_THE EXERCISE_: In the material below, find all lines with the string "page" and copy them.

_RECORDS FOR PROCESSING_:
□ □ □
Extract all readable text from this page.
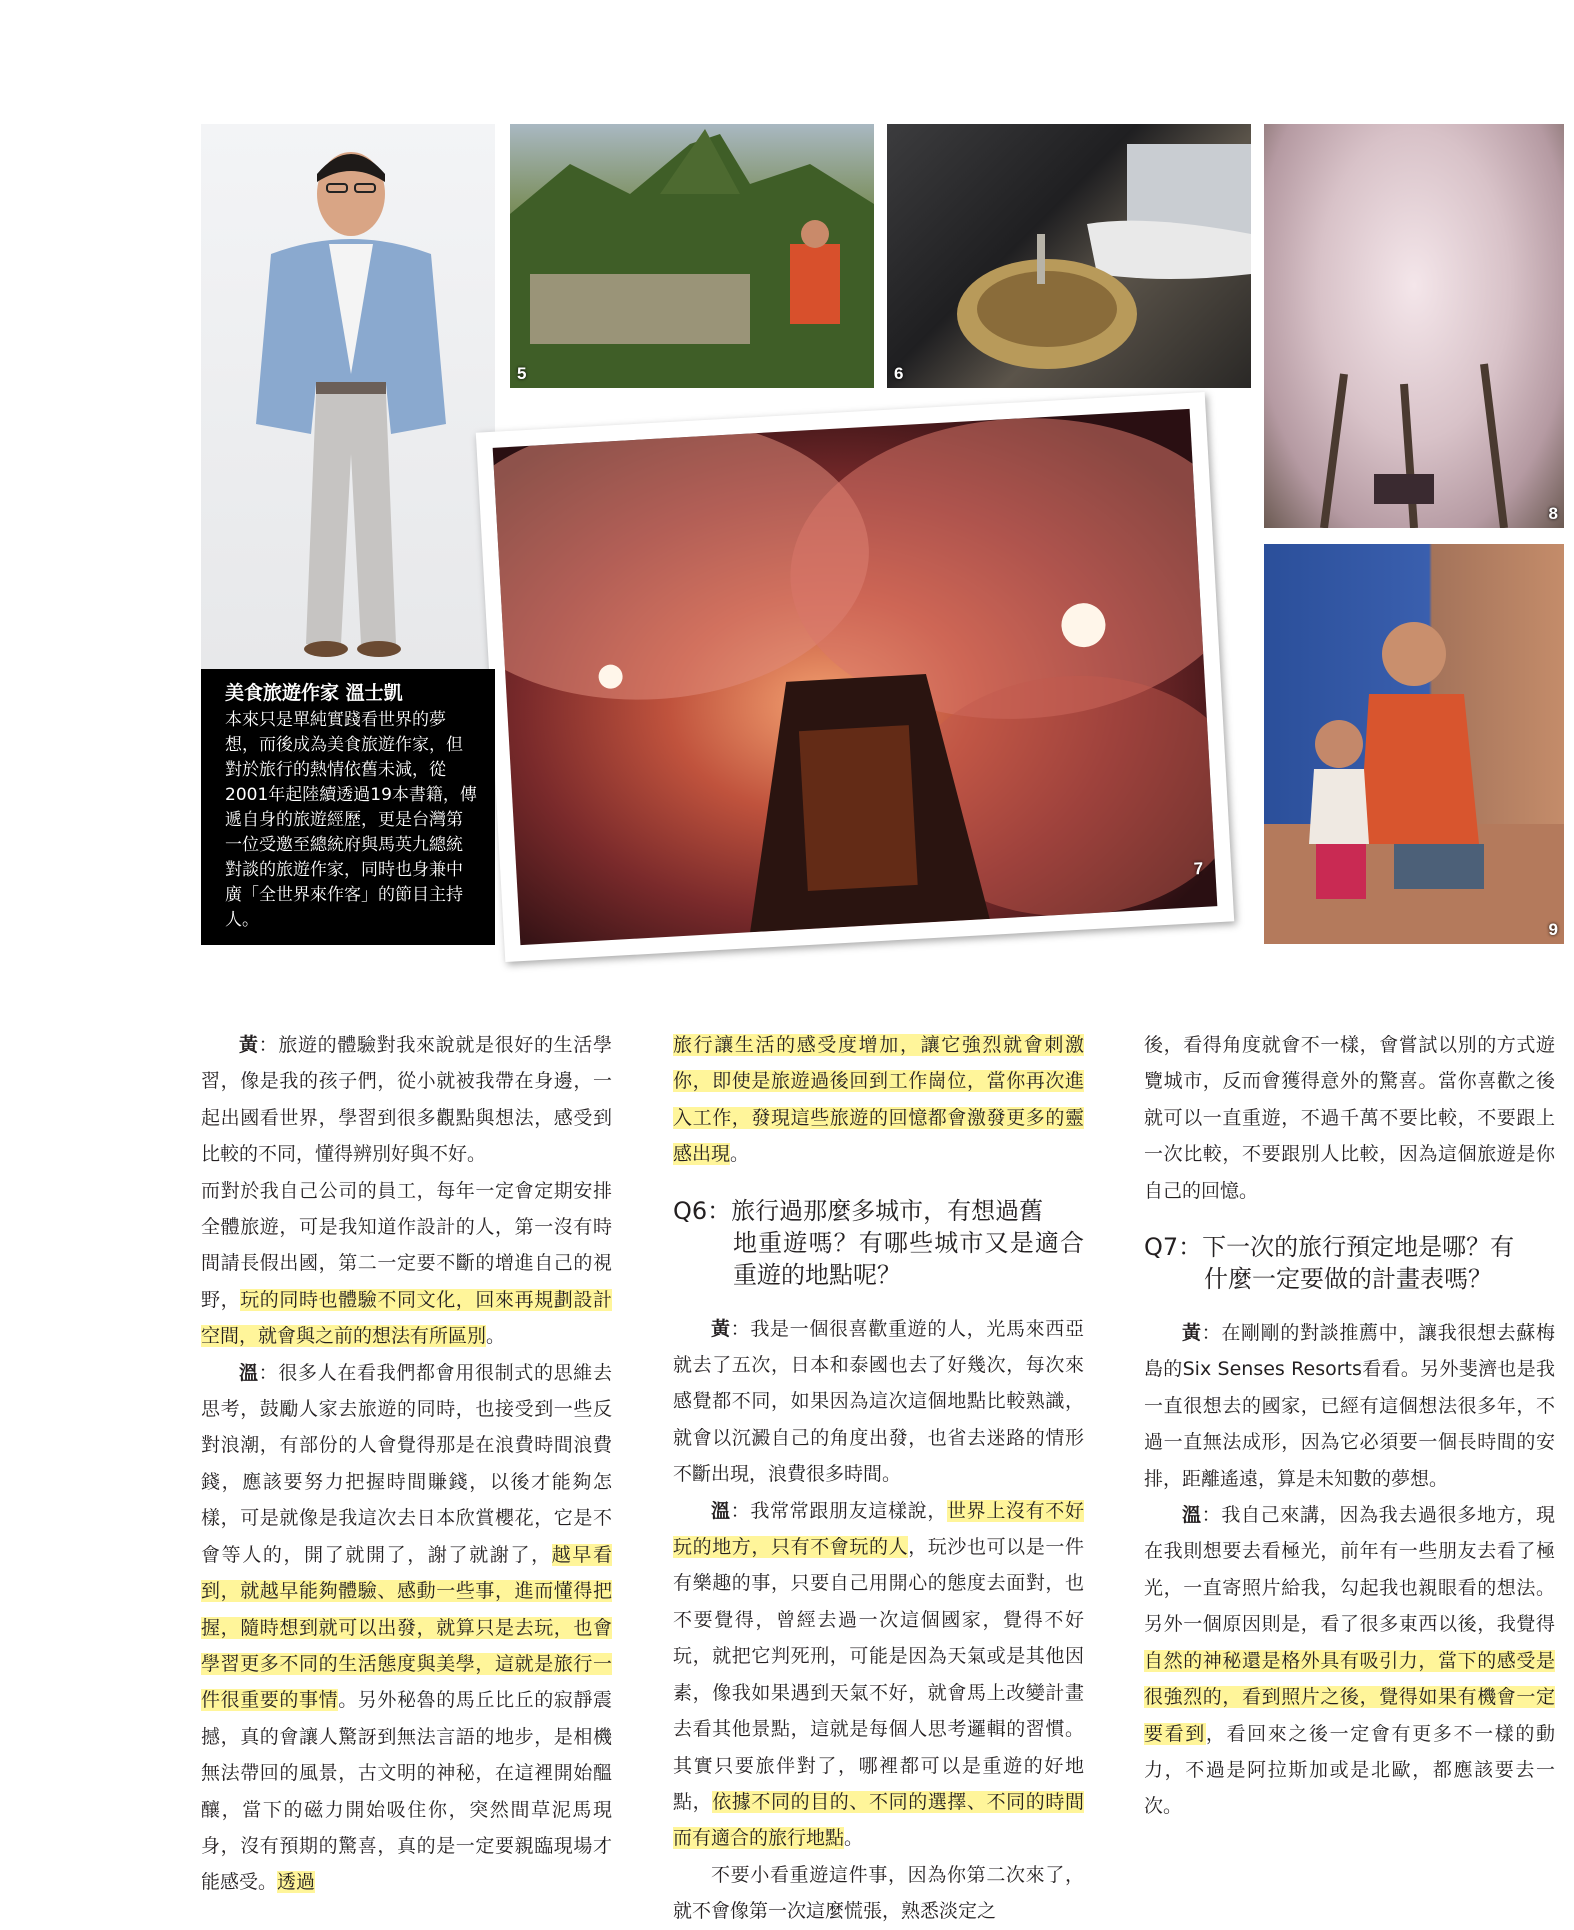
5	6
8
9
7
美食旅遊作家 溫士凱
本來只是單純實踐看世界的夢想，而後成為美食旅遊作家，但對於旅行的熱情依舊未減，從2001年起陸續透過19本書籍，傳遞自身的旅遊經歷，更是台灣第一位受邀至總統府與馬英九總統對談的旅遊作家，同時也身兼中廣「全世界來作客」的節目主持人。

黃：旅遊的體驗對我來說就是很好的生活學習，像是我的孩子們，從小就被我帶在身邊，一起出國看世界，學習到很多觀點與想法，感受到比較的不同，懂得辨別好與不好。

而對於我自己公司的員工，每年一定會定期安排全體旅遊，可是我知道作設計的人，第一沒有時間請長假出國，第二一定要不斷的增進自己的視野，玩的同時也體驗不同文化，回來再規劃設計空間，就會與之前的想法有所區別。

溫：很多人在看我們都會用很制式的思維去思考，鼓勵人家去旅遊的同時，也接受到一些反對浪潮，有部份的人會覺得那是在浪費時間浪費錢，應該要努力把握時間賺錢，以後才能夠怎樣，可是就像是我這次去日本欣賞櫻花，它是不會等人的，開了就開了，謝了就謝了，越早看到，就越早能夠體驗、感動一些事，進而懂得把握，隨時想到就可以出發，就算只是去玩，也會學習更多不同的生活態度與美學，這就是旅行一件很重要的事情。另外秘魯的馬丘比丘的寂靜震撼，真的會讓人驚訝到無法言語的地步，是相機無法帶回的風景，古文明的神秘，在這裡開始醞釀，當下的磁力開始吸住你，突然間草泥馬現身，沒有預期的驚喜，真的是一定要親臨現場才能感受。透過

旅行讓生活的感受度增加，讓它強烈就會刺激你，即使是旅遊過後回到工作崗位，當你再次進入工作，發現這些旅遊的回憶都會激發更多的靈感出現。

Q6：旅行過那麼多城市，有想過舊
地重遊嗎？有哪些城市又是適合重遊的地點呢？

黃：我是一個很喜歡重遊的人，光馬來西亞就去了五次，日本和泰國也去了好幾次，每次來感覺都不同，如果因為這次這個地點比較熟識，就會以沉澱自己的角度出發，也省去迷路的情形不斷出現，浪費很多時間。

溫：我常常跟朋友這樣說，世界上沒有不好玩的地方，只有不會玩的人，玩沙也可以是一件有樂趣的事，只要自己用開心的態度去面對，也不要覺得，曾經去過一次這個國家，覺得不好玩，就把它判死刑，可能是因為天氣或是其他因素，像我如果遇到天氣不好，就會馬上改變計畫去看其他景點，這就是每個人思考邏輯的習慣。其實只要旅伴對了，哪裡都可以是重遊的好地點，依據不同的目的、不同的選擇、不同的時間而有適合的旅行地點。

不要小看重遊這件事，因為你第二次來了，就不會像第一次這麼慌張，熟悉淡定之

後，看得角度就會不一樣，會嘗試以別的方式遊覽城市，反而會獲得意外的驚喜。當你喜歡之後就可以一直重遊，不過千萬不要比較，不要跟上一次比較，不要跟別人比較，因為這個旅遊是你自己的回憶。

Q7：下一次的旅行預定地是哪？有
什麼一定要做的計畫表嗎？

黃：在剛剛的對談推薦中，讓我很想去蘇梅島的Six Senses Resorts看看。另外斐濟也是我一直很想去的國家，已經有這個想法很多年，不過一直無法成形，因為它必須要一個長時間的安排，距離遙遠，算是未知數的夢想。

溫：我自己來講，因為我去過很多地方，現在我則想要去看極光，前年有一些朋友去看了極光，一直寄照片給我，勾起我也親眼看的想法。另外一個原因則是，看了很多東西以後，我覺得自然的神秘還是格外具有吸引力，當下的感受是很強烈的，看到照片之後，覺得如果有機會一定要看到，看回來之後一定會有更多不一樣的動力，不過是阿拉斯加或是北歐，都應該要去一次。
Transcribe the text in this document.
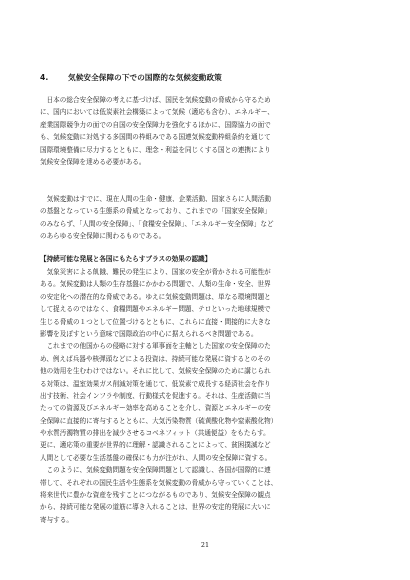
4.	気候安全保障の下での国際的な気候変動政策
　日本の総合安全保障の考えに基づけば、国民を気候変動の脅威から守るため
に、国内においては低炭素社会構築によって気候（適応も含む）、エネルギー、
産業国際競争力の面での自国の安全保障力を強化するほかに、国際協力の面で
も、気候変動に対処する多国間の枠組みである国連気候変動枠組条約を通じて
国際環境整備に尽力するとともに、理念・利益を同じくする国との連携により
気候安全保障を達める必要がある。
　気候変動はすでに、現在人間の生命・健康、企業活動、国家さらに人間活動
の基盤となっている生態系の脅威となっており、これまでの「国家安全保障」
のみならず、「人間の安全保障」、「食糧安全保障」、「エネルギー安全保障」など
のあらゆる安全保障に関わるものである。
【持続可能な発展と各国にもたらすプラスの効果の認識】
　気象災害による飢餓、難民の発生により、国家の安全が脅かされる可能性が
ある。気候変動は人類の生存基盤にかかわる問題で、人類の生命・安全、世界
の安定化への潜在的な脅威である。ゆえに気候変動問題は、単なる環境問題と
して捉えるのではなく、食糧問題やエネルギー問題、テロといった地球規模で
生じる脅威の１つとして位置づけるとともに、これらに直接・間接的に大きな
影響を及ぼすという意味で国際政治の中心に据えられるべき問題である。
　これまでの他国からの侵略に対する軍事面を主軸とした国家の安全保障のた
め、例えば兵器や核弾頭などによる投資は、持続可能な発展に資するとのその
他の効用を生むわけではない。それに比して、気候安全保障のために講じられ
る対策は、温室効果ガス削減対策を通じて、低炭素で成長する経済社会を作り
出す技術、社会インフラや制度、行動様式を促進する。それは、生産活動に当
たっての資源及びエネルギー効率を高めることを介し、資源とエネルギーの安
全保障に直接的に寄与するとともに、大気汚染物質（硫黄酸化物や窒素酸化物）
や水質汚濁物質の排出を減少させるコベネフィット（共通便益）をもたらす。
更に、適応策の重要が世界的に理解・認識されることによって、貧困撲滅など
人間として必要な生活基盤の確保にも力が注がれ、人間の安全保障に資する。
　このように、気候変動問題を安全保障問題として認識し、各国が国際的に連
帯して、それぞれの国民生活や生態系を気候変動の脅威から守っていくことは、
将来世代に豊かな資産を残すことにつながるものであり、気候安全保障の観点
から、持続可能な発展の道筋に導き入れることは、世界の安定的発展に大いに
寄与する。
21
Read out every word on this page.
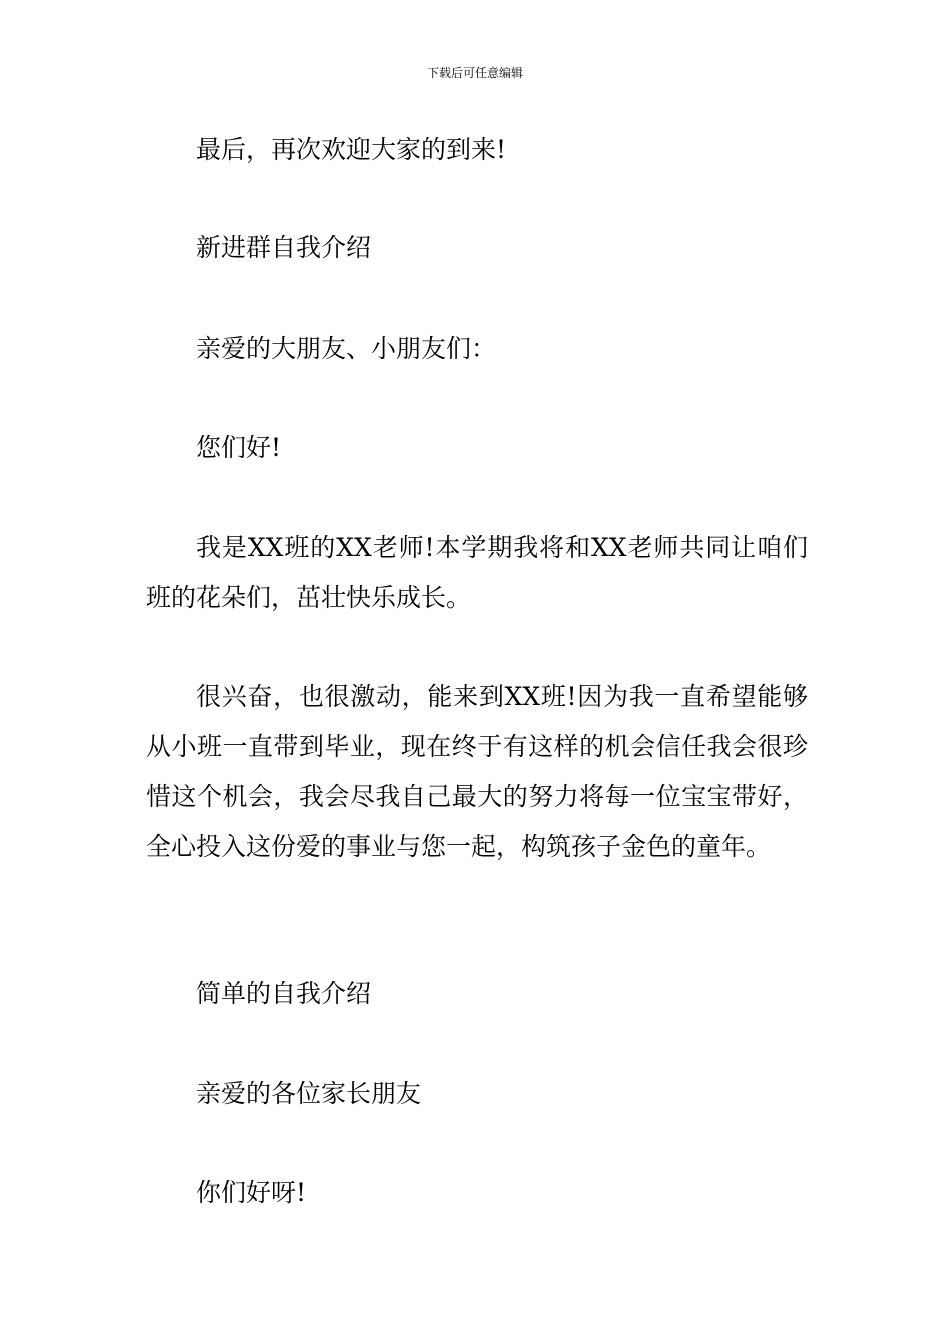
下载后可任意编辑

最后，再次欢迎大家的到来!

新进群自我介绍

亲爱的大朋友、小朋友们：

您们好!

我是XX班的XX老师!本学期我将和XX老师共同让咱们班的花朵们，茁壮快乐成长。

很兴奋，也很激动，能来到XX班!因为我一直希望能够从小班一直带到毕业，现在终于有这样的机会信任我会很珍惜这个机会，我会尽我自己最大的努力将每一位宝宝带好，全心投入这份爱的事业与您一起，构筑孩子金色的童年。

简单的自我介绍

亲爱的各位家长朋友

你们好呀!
□ □ □
_TASK SOLUTION_:
Extract all readable text from this page.
Read out every word on this page.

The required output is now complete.